__What is required__. Below are some records; give them all again exactly, but not the pictures.

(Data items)
###
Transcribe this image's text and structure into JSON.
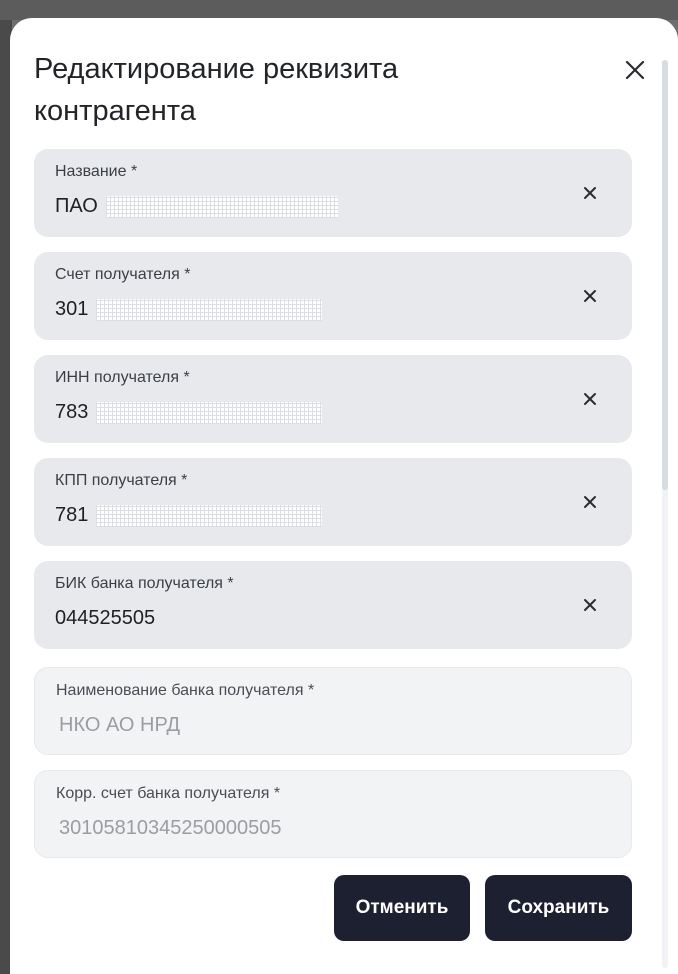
{
  "modal": {
    "title": "Редактирование реквизита\nконтрагента"
  },
  "fields": [
    {
      "label": "Название *",
      "value": "ПАО",
      "masked": true,
      "editable": true
    },
    {
      "label": "Счет получателя *",
      "value": "301",
      "masked": true,
      "editable": true
    },
    {
      "label": "ИНН получателя *",
      "value": "783",
      "masked": true,
      "editable": true
    },
    {
      "label": "КПП получателя *",
      "value": "781",
      "masked": true,
      "editable": true
    },
    {
      "label": "БИК банка получателя *",
      "value": "044525505",
      "masked": false,
      "editable": true
    },
    {
      "label": "Наименование банка получателя *",
      "value": "НКО АО НРД",
      "masked": false,
      "editable": false
    },
    {
      "label": "Корр. счет банка получателя *",
      "value": "30105810345250000505",
      "masked": false,
      "editable": false
    }
  ],
  "buttons": {
    "cancel_label": "Отменить",
    "save_label": "Сохранить"
  },
  "colors": {
    "button_bg": "#1d2030",
    "editable_field_bg": "#e7e9ed",
    "readonly_field_bg": "#f2f3f5"
  },
  "icons": {
    "close": "close-icon",
    "clear": "clear-icon"
  }
}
###
__Output of the task__.
Transcribe this image's text and structure into JSON.
{
  "modal": {
    "title": "Редактирование реквизита\nконтрагента"
  },
  "fields": [
    {
      "label": "Название *",
      "value": "ПАО",
      "masked": true,
      "editable": true
    },
    {
      "label": "Счет получателя *",
      "value": "301",
      "masked": true,
      "editable": true
    },
    {
      "label": "ИНН получателя *",
      "value": "783",
      "masked": true,
      "editable": true
    },
    {
      "label": "КПП получателя *",
      "value": "781",
      "masked": true,
      "editable": true
    },
    {
      "label": "БИК банка получателя *",
      "value": "044525505",
      "masked": false,
      "editable": true
    },
    {
      "label": "Наименование банка получателя *",
      "value": "НКО АО НРД",
      "masked": false,
      "editable": false
    },
    {
      "label": "Корр. счет банка получателя *",
      "value": "30105810345250000505",
      "masked": false,
      "editable": false
    }
  ],
  "buttons": {
    "cancel_label": "Отменить",
    "save_label": "Сохранить"
  },
  "colors": {
    "button_bg": "#1d2030",
    "editable_field_bg": "#e7e9ed",
    "readonly_field_bg": "#f2f3f5"
  },
  "icons": {
    "close": "close-icon",
    "clear": "clear-icon"
  }
}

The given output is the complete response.